• **STATED TASK**
Search the data for the string "ikke" and gather each line it is in.

— START —

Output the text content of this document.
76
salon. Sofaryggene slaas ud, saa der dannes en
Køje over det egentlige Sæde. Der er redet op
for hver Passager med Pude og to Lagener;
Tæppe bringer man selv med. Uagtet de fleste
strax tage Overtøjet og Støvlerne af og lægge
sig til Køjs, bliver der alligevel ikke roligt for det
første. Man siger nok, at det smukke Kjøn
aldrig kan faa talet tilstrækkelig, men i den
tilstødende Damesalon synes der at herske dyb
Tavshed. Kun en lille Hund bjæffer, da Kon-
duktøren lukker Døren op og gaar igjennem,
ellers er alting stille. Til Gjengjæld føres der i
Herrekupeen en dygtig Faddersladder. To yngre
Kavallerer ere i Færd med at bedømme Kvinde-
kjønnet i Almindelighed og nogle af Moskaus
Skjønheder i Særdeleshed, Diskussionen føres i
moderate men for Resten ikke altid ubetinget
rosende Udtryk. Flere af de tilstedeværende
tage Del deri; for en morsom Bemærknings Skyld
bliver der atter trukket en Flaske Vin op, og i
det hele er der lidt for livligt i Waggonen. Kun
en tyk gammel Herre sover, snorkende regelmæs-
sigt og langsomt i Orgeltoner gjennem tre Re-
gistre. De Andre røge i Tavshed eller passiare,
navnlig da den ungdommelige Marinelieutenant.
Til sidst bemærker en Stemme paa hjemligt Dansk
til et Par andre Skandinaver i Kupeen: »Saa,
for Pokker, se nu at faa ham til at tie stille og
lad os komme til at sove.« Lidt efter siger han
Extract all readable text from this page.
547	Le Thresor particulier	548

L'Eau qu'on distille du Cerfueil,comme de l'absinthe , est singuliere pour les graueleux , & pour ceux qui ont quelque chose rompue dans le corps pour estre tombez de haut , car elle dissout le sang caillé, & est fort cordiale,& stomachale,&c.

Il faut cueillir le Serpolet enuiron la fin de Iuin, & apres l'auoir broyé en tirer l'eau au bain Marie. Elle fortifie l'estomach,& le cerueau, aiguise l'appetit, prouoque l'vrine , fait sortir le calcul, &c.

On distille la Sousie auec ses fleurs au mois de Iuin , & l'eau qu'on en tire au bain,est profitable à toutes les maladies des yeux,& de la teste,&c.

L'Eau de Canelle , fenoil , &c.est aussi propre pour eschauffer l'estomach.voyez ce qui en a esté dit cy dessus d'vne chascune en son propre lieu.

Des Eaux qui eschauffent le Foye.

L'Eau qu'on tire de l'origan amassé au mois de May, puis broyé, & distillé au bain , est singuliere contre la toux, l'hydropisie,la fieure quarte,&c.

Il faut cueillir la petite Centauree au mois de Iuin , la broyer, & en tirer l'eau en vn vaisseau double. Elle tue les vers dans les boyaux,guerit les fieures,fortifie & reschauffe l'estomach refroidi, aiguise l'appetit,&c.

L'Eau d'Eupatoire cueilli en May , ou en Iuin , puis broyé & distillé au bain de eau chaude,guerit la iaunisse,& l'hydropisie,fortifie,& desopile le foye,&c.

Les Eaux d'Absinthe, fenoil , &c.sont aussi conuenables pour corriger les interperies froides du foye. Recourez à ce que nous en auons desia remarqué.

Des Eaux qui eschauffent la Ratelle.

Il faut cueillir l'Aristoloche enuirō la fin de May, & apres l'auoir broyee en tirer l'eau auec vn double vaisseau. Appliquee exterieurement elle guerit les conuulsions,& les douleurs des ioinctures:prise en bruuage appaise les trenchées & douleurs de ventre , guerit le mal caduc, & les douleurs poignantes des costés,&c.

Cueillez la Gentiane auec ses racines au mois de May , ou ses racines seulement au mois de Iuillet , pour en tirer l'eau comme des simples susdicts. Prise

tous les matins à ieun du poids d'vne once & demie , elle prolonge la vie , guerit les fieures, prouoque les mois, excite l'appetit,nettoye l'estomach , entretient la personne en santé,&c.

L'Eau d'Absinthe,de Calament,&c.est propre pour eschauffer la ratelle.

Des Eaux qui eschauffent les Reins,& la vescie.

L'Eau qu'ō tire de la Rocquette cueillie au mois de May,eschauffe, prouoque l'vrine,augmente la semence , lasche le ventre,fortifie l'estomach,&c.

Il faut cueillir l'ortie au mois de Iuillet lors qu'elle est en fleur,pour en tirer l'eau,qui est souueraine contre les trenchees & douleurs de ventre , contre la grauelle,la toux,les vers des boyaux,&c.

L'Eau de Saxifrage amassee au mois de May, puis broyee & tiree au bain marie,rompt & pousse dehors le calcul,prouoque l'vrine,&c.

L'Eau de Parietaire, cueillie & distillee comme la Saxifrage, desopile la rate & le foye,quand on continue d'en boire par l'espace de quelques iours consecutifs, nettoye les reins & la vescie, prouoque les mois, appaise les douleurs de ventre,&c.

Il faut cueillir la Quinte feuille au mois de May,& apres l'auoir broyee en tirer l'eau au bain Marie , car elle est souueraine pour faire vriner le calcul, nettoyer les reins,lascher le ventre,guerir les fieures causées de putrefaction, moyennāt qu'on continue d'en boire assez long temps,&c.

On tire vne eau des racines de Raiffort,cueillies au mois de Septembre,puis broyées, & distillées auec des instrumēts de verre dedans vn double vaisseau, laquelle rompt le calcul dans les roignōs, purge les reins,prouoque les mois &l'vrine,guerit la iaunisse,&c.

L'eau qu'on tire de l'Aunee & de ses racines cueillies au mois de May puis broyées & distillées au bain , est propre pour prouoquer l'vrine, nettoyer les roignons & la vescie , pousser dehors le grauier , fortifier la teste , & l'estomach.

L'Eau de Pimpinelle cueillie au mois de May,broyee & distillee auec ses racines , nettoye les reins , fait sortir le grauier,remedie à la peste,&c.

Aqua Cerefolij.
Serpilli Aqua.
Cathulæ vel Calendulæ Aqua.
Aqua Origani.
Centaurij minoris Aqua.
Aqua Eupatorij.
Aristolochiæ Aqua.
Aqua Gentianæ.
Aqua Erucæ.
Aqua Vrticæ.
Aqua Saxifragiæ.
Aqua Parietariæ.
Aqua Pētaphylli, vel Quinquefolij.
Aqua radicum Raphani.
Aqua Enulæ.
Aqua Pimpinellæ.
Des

— END —

• **WRITTEN RESPONSE**
sig til Køjs, bliver der alligevel ikke roligt for det
moderate men for Resten ikke altid ubetinget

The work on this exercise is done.